Directive:
Omit every picture while repeating the entries exactly.

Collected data
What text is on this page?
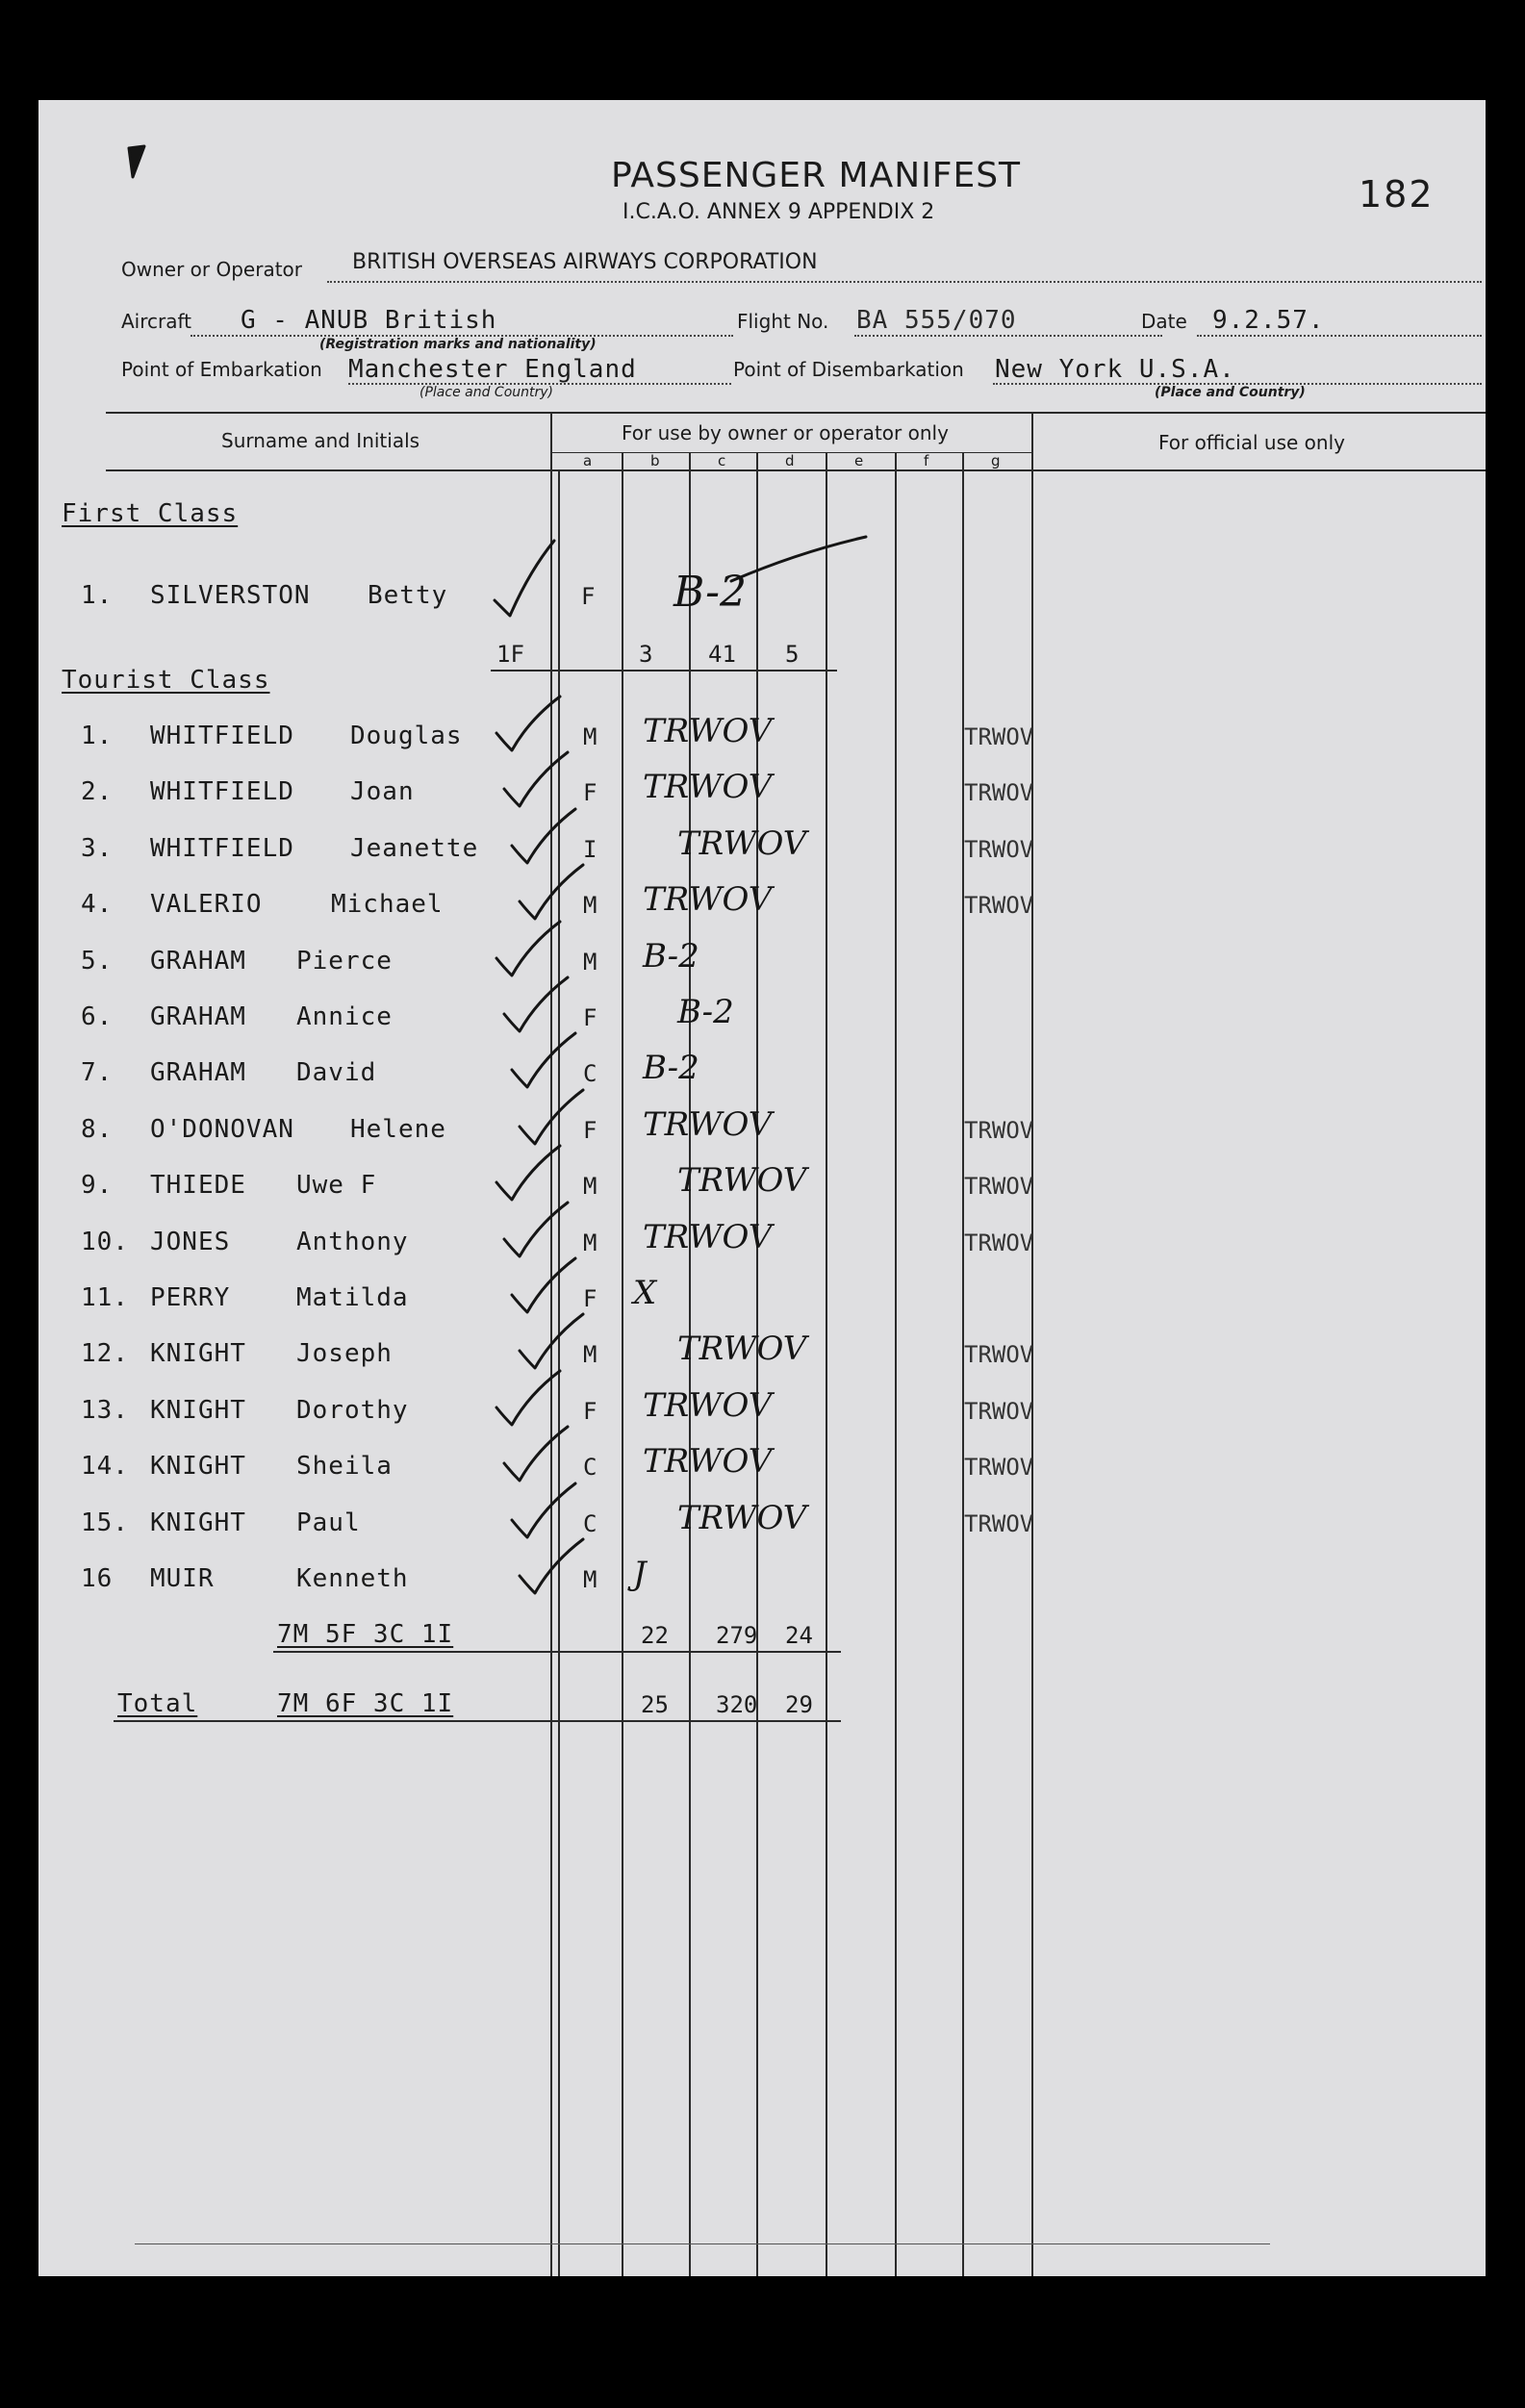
PASSENGER MANIFEST
I.C.A.O. ANNEX 9 APPENDIX 2	182
Owner or Operator BRITISH OVERSEAS AIRWAYS CORPORATION
Aircraft G - ANUB British
(Registration marks and nationality)
Flight No. BA 555/070	Date 9.2.57.
Point of Embarkation Manchester England
(Place and Country)
Point of Disembarkation New York U.S.A.
(Place and Country)
Surname and Initials	For use by owner or operator only	For official use only
a	b	c	d	e	f	g
First Class
1. SILVERSTON Betty	F B-2
1F	3 41 5
Tourist Class
1. WHITFIELD Douglas	M TRWOV	TRWOV
2. WHITFIELD Joan	F TRWOV	TRWOV
3. WHITFIELD Jeanette	I TRWOV	TRWOV
4. VALERIO	Michael	M TRWOV	TRWOV
5. GRAHAM Pierce	M B-2
6. GRAHAM Annice	F B-2
7. GRAHAM David	C B-2
8. O'DONOVAN Helene	F TRWOV	TRWOV
9. THIEDE Uwe F	M TRWOV	TRWOV
10. JONES	Anthony	M TRWOV	TRWOV
11. PERRY	Matilda	F X
12. KNIGHT Joseph	M TRWOV	TRWOV
13. KNIGHT Dorothy	F TRWOV	TRWOV
14. KNIGHT Sheila	C TRWOV	TRWOV
15. KNIGHT Paul	C TRWOV	TRWOV
16 MUIR	Kenneth	M J
7M 5F 3C 1I	22 279 24
Total	7M 6F 3C 1I	25 320 29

Result of the exercise:
What text is on this page?
PASSENGER MANIFEST
I.C.A.O. ANNEX 9 APPENDIX 2	182
Owner or Operator BRITISH OVERSEAS AIRWAYS CORPORATION
Aircraft G - ANUB British
(Registration marks and nationality)
Flight No. BA 555/070	Date 9.2.57.
Point of Embarkation Manchester England
(Place and Country)
Point of Disembarkation New York U.S.A.
(Place and Country)
Surname and Initials	For use by owner or operator only	For official use only
a	b	c	d	e	f	g
First Class
1. SILVERSTON Betty	F B-2
1F	3 41 5
Tourist Class
1. WHITFIELD Douglas	M TRWOV	TRWOV
2. WHITFIELD Joan	F TRWOV	TRWOV
3. WHITFIELD Jeanette	I TRWOV	TRWOV
4. VALERIO	Michael	M TRWOV	TRWOV
5. GRAHAM Pierce	M B-2
6. GRAHAM Annice	F B-2
7. GRAHAM David	C B-2
8. O'DONOVAN Helene	F TRWOV	TRWOV
9. THIEDE Uwe F	M TRWOV	TRWOV
10. JONES	Anthony	M TRWOV	TRWOV
11. PERRY	Matilda	F X
12. KNIGHT Joseph	M TRWOV	TRWOV
13. KNIGHT Dorothy	F TRWOV	TRWOV
14. KNIGHT Sheila	C TRWOV	TRWOV
15. KNIGHT Paul	C TRWOV	TRWOV
16 MUIR	Kenneth	M J
7M 5F 3C 1I	22 279 24
Total	7M 6F 3C 1I	25 320 29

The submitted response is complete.